In [None]:
# hide
# skip
!git clone https://github.com/benihime91/gale # install gale on colab
!pip install -e "gale[dev]"

In [None]:
# default_exp classification.modelling.meta_arch.vit

In [None]:
# hide
%load_ext nb_black
%load_ext autoreload
%autoreload 2
%matplotlib inline

<IPython.core.display.Javascript object>

In [None]:
# hide
import warnings

from nbdev.export import *
from nbdev.showdoc import *

warnings.filterwarnings("ignore")

<IPython.core.display.Javascript object>

# Meta Architectures : Vision Transformer (ViT) 
> Pretrained Vision Transformers modified for use in gale from timm

In [None]:
# export
import logging
from typing import *

import torch
from fastcore.all import store_attr, use_kwargs_dict
from omegaconf import DictConfig, OmegaConf
from pytorch_lightning.core.memory import get_human_readable_count
from timm import create_model
from timm.models.vision_transformer import VisionTransformer
from timm.optim.optim_factory import add_weight_decay

from gale.core.classes import GaleModule
from gale.core.nn.activations import ACTIVATION_REGISTRY
from gale.core.nn.shape_spec import ShapeSpec
from gale.core.nn.utils import trainable_params

_logger = logging.getLogger(__name__)

**COLLECTED DATA**
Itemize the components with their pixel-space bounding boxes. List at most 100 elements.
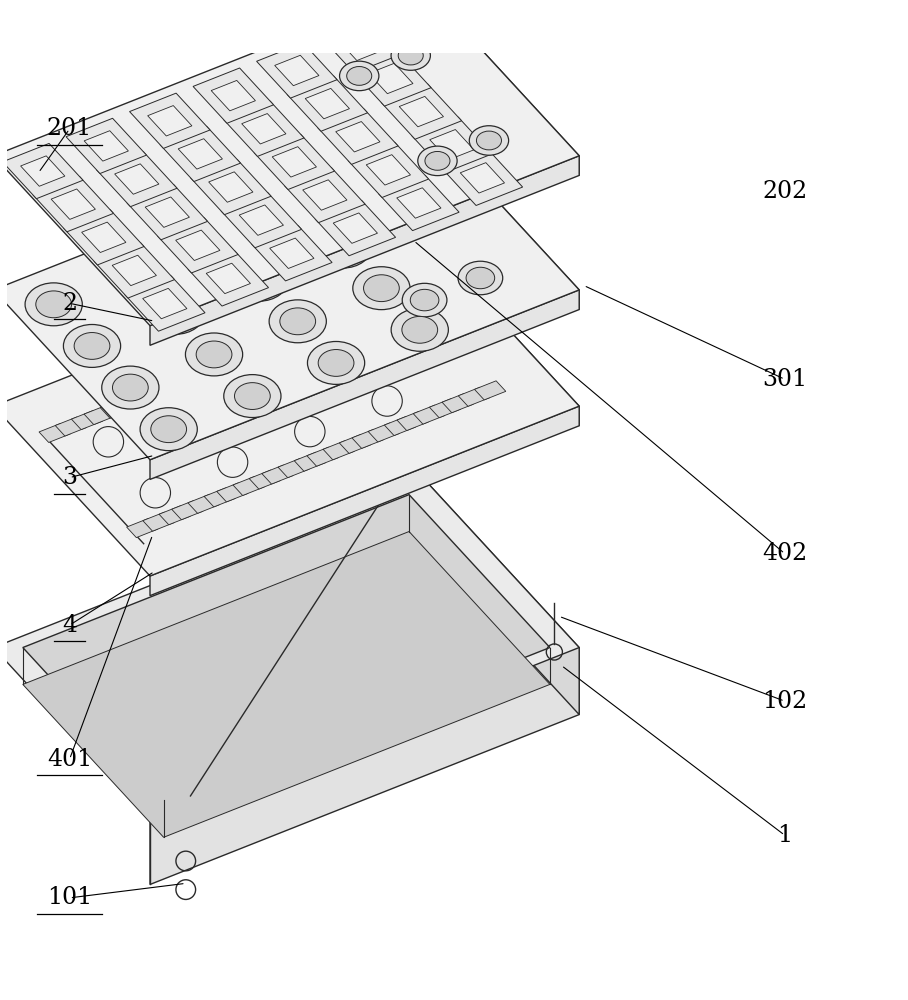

**WRITTEN PROBLEM 1**
In the Vision Transformer notebook, which library are the pretrained Vision Transformers taken from?
**WRITTEN PROBLEM 2**
Resume the Vision Transformer notebook after its final line.

**WRITTEN ANSWER 1**
timm

**WRITTEN ANSWER 2**
<IPython.core.display.Javascript object>

In [None]:
# export
# @TODO: Add support for Discriminative Lr's
class ViT(GaleModule):
    """
    A interface to create a Vision Transformer from timm. For available model check :
    https://github.com/rwightman/pytorch-image-models/timm/models/vision_transformer.py
    """

    @use_kwargs_dict(
        keep=True,
        num_classes=1000,
        drop_rate=0.0,
        attn_drop_rate=0.0,
        drop_path_rate=0.0,
    )
    def __init__(
        self,
        model_name: str,
        input_shape: ShapeSpec,
        lr: float = 1e-03,
        wd: float = 1e-05,
        pretrained: bool = True,
        freeze_to: Optional[int] = None,
        finetune: Optional[bool] = None,
        act: Optional[str] = None,
        reset_classifier: bool = True,
        filter_wd: bool = True,
        **kwargs,
    ):
        """
        Arguments:
        1. `input_shape` (ShapeSpec): input image shape. For ViT `height=width` and check the above link for avilable model shapes.
        2. `model_name` (str): name of the ViT model, check the above link for avilable models.
        3. `pretrained` (bool): load weights pretrained on imagenet.
        4. `act` (str): name of the activation layer. Must be registerd in `ACTIVATION_REGISTRY`
        5. `num_classes` (int): num output classes.
        6. `drop_rate` (float): dropout rate.
        7. `attn_drop_rate` (float): attention dropout rate.
        8. `drop_path_rate` (float): stochastic depth rate.
        9. `reset_classifier` (bool): resets the weights of the classifier.
        10. `freeze_to` (int): Freeze the param meter groups of the model upto n.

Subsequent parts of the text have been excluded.